DIRECTIONS FOR THIS TASK: The records below need retyping in full; give them again exactly.

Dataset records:
start

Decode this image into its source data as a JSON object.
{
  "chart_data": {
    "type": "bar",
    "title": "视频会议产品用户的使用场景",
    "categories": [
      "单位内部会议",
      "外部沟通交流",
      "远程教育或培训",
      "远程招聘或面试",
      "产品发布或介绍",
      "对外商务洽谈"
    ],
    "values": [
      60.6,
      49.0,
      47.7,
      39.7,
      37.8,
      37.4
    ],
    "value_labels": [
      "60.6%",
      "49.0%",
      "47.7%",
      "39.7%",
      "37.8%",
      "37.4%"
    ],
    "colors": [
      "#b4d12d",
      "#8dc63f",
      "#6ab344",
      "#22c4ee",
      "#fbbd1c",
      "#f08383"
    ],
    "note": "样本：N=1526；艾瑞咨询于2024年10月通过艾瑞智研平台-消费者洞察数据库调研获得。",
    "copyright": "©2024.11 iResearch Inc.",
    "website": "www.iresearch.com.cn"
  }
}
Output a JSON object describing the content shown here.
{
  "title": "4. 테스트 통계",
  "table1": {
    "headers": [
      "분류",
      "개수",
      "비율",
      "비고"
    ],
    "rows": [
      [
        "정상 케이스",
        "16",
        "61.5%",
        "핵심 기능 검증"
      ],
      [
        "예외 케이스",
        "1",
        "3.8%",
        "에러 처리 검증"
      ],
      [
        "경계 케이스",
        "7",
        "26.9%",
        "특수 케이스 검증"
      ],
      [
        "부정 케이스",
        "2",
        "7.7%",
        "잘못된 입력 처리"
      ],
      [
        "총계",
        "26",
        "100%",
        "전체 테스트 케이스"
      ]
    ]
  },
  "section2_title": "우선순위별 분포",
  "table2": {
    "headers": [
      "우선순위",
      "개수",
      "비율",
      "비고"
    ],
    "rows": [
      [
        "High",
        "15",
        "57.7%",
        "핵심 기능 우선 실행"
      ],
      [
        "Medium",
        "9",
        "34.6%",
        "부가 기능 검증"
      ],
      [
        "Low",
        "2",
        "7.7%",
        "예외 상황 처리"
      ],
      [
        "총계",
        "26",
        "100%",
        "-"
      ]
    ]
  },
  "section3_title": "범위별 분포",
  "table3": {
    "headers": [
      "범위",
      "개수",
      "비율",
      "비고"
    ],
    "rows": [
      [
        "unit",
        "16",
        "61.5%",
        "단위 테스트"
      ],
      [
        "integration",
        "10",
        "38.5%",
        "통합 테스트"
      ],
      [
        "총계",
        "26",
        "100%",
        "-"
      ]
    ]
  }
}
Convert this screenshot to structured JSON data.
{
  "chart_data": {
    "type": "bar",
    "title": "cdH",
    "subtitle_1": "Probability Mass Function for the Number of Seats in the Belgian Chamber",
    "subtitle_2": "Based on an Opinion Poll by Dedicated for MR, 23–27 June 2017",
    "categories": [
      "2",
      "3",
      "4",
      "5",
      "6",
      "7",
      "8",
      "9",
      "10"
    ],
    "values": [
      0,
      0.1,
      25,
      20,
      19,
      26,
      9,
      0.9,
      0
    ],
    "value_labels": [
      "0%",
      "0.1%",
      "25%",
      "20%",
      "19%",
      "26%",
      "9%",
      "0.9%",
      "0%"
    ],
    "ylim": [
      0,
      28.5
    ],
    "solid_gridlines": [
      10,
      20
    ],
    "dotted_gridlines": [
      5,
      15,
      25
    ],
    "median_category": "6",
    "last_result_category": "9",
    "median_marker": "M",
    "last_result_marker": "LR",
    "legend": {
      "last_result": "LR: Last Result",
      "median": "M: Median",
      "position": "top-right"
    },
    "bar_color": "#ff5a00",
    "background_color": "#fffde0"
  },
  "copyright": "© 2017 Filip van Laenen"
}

end

WRITTEN ANSWER:
Decode this image into its source data as a JSON object.
{
  "chart_data": {
    "type": "bar",
    "title": "视频会议产品用户的使用场景",
    "categories": [
      "单位内部会议",
      "外部沟通交流",
      "远程教育或培训",
      "远程招聘或面试",
      "产品发布或介绍",
      "对外商务洽谈"
    ],
    "values": [
      60.6,
      49.0,
      47.7,
      39.7,
      37.8,
      37.4
    ],
    "value_labels": [
      "60.6%",
      "49.0%",
      "47.7%",
      "39.7%",
      "37.8%",
      "37.4%"
    ],
    "colors": [
      "#b4d12d",
      "#8dc63f",
      "#6ab344",
      "#22c4ee",
      "#fbbd1c",
      "#f08383"
    ],
    "note": "样本：N=1526；艾瑞咨询于2024年10月通过艾瑞智研平台-消费者洞察数据库调研获得。",
    "copyright": "©2024.11 iResearch Inc.",
    "website": "www.iresearch.com.cn"
  }
}
Output a JSON object describing the content shown here.
{
  "title": "4. 테스트 통계",
  "table1": {
    "headers": [
      "분류",
      "개수",
      "비율",
      "비고"
    ],
    "rows": [
      [
        "정상 케이스",
        "16",
        "61.5%",
        "핵심 기능 검증"
      ],
      [
        "예외 케이스",
        "1",
        "3.8%",
        "에러 처리 검증"
      ],
      [
        "경계 케이스",
        "7",
        "26.9%",
        "특수 케이스 검증"
      ],
      [
        "부정 케이스",
        "2",
        "7.7%",
        "잘못된 입력 처리"
      ],
      [
        "총계",
        "26",
        "100%",
        "전체 테스트 케이스"
      ]
    ]
  },
  "section2_title": "우선순위별 분포",
  "table2": {
    "headers": [
      "우선순위",
      "개수",
      "비율",
      "비고"
    ],
    "rows": [
      [
        "High",
        "15",
        "57.7%",
        "핵심 기능 우선 실행"
      ],
      [
        "Medium",
        "9",
        "34.6%",
        "부가 기능 검증"
      ],
      [
        "Low",
        "2",
        "7.7%",
        "예외 상황 처리"
      ],
      [
        "총계",
        "26",
        "100%",
        "-"
      ]
    ]
  },
  "section3_title": "범위별 분포",
  "table3": {
    "headers": [
      "범위",
      "개수",
      "비율",
      "비고"
    ],
    "rows": [
      [
        "unit",
        "16",
        "61.5%",
        "단위 테스트"
      ],
      [
        "integration",
        "10",
        "38.5%",
        "통합 테스트"
      ],
      [
        "총계",
        "26",
        "100%",
        "-"
      ]
    ]
  }
}
Convert this screenshot to structured JSON data.
{
  "chart_data": {
    "type": "bar",
    "title": "cdH",
    "subtitle_1": "Probability Mass Function for the Number of Seats in the Belgian Chamber",
    "subtitle_2": "Based on an Opinion Poll by Dedicated for MR, 23–27 June 2017",
    "categories": [
      "2",
      "3",
      "4",
      "5",
      "6",
      "7",
      "8",
      "9",
      "10"
    ],
    "values": [
      0,
      0.1,
      25,
      20,
      19,
      26,
      9,
      0.9,
      0
    ],
    "value_labels": [
      "0%",
      "0.1%",
      "25%",
      "20%",
      "19%",
      "26%",
      "9%",
      "0.9%",
      "0%"
    ],
    "ylim": [
      0,
      28.5
    ],
    "solid_gridlines": [
      10,
      20
    ],
    "dotted_gridlines": [
      5,
      15,
      25
    ],
    "median_category": "6",
    "last_result_category": "9",
    "median_marker": "M",
    "last_result_marker": "LR",
    "legend": {
      "last_result": "LR: Last Result",
      "median": "M: Median",
      "position": "top-right"
    },
    "bar_color": "#ff5a00",
    "background_color": "#fffde0"
  },
  "copyright": "© 2017 Filip van Laenen"
}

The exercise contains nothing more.